- _Given problem_
State how many lines contain the string "punta", and write nothing else.

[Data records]

----------

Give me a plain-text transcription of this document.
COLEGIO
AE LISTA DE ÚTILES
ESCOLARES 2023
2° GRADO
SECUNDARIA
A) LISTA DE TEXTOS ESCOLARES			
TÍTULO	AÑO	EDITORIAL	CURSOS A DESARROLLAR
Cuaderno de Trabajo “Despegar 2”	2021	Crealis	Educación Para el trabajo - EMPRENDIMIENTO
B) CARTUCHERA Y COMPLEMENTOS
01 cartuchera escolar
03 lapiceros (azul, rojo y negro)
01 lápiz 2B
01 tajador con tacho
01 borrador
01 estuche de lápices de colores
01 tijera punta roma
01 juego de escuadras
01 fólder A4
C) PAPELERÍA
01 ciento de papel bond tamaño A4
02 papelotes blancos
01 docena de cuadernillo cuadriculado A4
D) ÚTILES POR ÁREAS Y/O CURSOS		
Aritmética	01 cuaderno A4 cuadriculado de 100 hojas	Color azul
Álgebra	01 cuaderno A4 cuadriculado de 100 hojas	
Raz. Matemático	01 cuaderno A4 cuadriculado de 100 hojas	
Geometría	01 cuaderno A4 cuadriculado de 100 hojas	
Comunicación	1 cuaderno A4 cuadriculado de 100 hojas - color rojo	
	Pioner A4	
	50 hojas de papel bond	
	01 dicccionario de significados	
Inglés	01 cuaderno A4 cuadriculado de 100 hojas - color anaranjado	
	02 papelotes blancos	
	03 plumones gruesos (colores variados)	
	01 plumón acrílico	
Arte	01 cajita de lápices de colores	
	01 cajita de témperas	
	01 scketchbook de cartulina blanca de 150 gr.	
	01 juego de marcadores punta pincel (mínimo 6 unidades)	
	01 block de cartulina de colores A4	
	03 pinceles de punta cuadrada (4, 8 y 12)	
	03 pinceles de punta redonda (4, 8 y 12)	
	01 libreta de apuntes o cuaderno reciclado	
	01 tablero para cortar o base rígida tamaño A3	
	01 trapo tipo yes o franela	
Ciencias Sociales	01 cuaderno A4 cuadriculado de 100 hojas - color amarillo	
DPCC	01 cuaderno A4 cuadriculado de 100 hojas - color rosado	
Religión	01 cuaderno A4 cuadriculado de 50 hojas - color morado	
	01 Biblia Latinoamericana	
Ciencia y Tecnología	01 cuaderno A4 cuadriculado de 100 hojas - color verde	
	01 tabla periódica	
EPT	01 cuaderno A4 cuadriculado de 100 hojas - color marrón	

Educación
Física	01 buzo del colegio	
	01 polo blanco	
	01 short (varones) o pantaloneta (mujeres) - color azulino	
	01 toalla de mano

----------

- _Response to the exercise_
4